WORK REQUIRED: Skip the pictures and quote all of the lines exactly.

--- EXTRACTED DATA ---

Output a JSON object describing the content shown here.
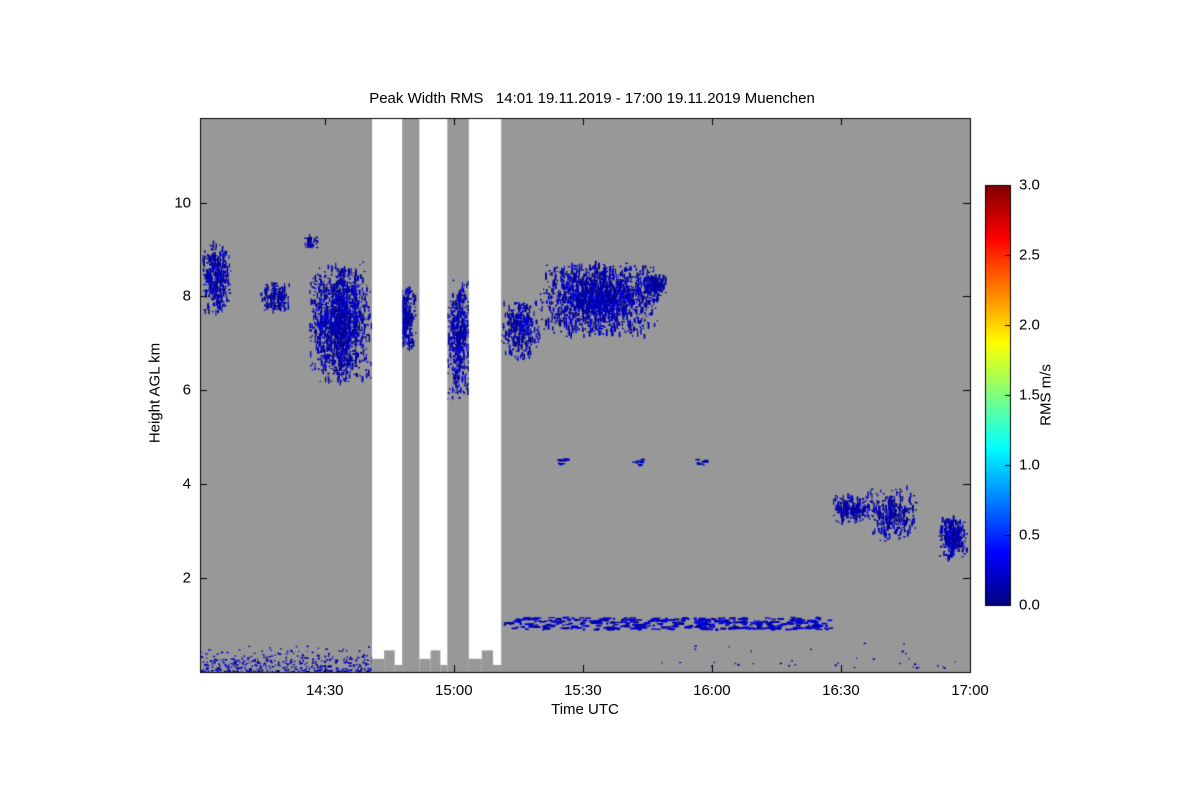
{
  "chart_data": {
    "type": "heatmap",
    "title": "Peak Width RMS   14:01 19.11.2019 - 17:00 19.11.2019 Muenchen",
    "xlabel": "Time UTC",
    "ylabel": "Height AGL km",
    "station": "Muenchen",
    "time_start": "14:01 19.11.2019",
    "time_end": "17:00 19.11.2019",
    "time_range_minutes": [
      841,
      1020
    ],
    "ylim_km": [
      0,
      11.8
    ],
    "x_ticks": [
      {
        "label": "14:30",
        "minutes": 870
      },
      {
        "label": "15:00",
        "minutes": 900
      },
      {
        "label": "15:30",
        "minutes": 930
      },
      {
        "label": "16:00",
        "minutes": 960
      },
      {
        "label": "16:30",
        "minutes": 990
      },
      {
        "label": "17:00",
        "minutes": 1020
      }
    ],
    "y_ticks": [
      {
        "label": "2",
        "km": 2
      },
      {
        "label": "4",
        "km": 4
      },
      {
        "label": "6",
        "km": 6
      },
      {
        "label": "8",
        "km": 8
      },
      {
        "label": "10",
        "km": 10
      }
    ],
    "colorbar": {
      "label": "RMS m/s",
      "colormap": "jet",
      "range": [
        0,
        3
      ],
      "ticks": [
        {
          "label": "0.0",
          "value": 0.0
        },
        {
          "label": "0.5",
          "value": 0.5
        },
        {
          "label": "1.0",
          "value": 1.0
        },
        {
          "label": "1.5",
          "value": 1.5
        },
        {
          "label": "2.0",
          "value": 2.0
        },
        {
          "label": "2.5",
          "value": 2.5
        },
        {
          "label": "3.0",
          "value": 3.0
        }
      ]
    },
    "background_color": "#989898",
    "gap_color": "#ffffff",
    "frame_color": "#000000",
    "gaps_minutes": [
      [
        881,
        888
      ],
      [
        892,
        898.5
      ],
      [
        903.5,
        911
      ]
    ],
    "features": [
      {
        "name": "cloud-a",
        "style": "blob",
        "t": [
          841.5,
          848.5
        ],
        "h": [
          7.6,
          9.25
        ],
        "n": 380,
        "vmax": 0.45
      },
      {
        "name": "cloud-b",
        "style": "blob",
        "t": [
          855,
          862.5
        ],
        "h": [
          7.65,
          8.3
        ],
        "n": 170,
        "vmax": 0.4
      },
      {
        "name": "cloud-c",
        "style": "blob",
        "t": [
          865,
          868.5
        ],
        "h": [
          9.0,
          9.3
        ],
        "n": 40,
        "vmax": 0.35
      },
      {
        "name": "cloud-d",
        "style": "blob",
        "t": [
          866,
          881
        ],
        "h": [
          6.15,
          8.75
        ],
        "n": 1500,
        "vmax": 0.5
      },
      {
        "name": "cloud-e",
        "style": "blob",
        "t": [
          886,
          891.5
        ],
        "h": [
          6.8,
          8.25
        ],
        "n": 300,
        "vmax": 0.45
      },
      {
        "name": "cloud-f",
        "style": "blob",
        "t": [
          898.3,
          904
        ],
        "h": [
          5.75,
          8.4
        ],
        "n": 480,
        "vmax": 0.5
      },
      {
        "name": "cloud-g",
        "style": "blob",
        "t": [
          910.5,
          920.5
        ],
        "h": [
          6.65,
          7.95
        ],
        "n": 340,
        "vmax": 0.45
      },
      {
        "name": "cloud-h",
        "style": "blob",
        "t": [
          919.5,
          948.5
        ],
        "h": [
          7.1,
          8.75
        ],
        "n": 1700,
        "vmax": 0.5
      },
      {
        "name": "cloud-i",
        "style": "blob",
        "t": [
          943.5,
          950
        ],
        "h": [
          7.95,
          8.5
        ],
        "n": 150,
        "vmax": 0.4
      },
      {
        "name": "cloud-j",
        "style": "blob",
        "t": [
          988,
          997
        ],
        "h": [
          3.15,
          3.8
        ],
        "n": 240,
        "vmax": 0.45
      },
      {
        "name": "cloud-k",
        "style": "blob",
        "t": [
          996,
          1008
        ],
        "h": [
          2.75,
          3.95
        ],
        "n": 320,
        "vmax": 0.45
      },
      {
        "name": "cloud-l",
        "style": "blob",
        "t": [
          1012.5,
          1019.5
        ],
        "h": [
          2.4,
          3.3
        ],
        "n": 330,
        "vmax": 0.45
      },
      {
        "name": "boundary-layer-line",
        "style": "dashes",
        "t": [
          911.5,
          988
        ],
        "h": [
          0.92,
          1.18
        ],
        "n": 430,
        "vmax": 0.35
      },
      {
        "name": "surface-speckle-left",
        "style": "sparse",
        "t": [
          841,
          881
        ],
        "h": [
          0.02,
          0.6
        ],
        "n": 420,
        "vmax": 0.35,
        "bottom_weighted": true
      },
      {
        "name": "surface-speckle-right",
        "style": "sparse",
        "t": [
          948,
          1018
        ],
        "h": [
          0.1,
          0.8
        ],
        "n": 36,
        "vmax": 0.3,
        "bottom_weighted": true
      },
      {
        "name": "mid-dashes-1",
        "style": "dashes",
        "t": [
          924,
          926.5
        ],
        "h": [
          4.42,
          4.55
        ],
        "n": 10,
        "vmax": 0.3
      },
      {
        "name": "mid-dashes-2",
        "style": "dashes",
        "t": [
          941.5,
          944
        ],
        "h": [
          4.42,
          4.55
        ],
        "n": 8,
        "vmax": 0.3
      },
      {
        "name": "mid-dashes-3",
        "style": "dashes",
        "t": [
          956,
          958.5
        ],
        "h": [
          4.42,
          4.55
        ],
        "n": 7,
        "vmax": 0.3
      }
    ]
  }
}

---

REPLY:
Output a JSON object describing the content shown here.
{
  "chart_data": {
    "type": "heatmap",
    "title": "Peak Width RMS   14:01 19.11.2019 - 17:00 19.11.2019 Muenchen",
    "xlabel": "Time UTC",
    "ylabel": "Height AGL km",
    "station": "Muenchen",
    "time_start": "14:01 19.11.2019",
    "time_end": "17:00 19.11.2019",
    "time_range_minutes": [
      841,
      1020
    ],
    "ylim_km": [
      0,
      11.8
    ],
    "x_ticks": [
      {
        "label": "14:30",
        "minutes": 870
      },
      {
        "label": "15:00",
        "minutes": 900
      },
      {
        "label": "15:30",
        "minutes": 930
      },
      {
        "label": "16:00",
        "minutes": 960
      },
      {
        "label": "16:30",
        "minutes": 990
      },
      {
        "label": "17:00",
        "minutes": 1020
      }
    ],
    "y_ticks": [
      {
        "label": "2",
        "km": 2
      },
      {
        "label": "4",
        "km": 4
      },
      {
        "label": "6",
        "km": 6
      },
      {
        "label": "8",
        "km": 8
      },
      {
        "label": "10",
        "km": 10
      }
    ],
    "colorbar": {
      "label": "RMS m/s",
      "colormap": "jet",
      "range": [
        0,
        3
      ],
      "ticks": [
        {
          "label": "0.0",
          "value": 0.0
        },
        {
          "label": "0.5",
          "value": 0.5
        },
        {
          "label": "1.0",
          "value": 1.0
        },
        {
          "label": "1.5",
          "value": 1.5
        },
        {
          "label": "2.0",
          "value": 2.0
        },
        {
          "label": "2.5",
          "value": 2.5
        },
        {
          "label": "3.0",
          "value": 3.0
        }
      ]
    },
    "background_color": "#989898",
    "gap_color": "#ffffff",
    "frame_color": "#000000",
    "gaps_minutes": [
      [
        881,
        888
      ],
      [
        892,
        898.5
      ],
      [
        903.5,
        911
      ]
    ],
    "features": [
      {
        "name": "cloud-a",
        "style": "blob",
        "t": [
          841.5,
          848.5
        ],
        "h": [
          7.6,
          9.25
        ],
        "n": 380,
        "vmax": 0.45
      },
      {
        "name": "cloud-b",
        "style": "blob",
        "t": [
          855,
          862.5
        ],
        "h": [
          7.65,
          8.3
        ],
        "n": 170,
        "vmax": 0.4
      },
      {
        "name": "cloud-c",
        "style": "blob",
        "t": [
          865,
          868.5
        ],
        "h": [
          9.0,
          9.3
        ],
        "n": 40,
        "vmax": 0.35
      },
      {
        "name": "cloud-d",
        "style": "blob",
        "t": [
          866,
          881
        ],
        "h": [
          6.15,
          8.75
        ],
        "n": 1500,
        "vmax": 0.5
      },
      {
        "name": "cloud-e",
        "style": "blob",
        "t": [
          886,
          891.5
        ],
        "h": [
          6.8,
          8.25
        ],
        "n": 300,
        "vmax": 0.45
      },
      {
        "name": "cloud-f",
        "style": "blob",
        "t": [
          898.3,
          904
        ],
        "h": [
          5.75,
          8.4
        ],
        "n": 480,
        "vmax": 0.5
      },
      {
        "name": "cloud-g",
        "style": "blob",
        "t": [
          910.5,
          920.5
        ],
        "h": [
          6.65,
          7.95
        ],
        "n": 340,
        "vmax": 0.45
      },
      {
        "name": "cloud-h",
        "style": "blob",
        "t": [
          919.5,
          948.5
        ],
        "h": [
          7.1,
          8.75
        ],
        "n": 1700,
        "vmax": 0.5
      },
      {
        "name": "cloud-i",
        "style": "blob",
        "t": [
          943.5,
          950
        ],
        "h": [
          7.95,
          8.5
        ],
        "n": 150,
        "vmax": 0.4
      },
      {
        "name": "cloud-j",
        "style": "blob",
        "t": [
          988,
          997
        ],
        "h": [
          3.15,
          3.8
        ],
        "n": 240,
        "vmax": 0.45
      },
      {
        "name": "cloud-k",
        "style": "blob",
        "t": [
          996,
          1008
        ],
        "h": [
          2.75,
          3.95
        ],
        "n": 320,
        "vmax": 0.45
      },
      {
        "name": "cloud-l",
        "style": "blob",
        "t": [
          1012.5,
          1019.5
        ],
        "h": [
          2.4,
          3.3
        ],
        "n": 330,
        "vmax": 0.45
      },
      {
        "name": "boundary-layer-line",
        "style": "dashes",
        "t": [
          911.5,
          988
        ],
        "h": [
          0.92,
          1.18
        ],
        "n": 430,
        "vmax": 0.35
      },
      {
        "name": "surface-speckle-left",
        "style": "sparse",
        "t": [
          841,
          881
        ],
        "h": [
          0.02,
          0.6
        ],
        "n": 420,
        "vmax": 0.35,
        "bottom_weighted": true
      },
      {
        "name": "surface-speckle-right",
        "style": "sparse",
        "t": [
          948,
          1018
        ],
        "h": [
          0.1,
          0.8
        ],
        "n": 36,
        "vmax": 0.3,
        "bottom_weighted": true
      },
      {
        "name": "mid-dashes-1",
        "style": "dashes",
        "t": [
          924,
          926.5
        ],
        "h": [
          4.42,
          4.55
        ],
        "n": 10,
        "vmax": 0.3
      },
      {
        "name": "mid-dashes-2",
        "style": "dashes",
        "t": [
          941.5,
          944
        ],
        "h": [
          4.42,
          4.55
        ],
        "n": 8,
        "vmax": 0.3
      },
      {
        "name": "mid-dashes-3",
        "style": "dashes",
        "t": [
          956,
          958.5
        ],
        "h": [
          4.42,
          4.55
        ],
        "n": 7,
        "vmax": 0.3
      }
    ]
  }
}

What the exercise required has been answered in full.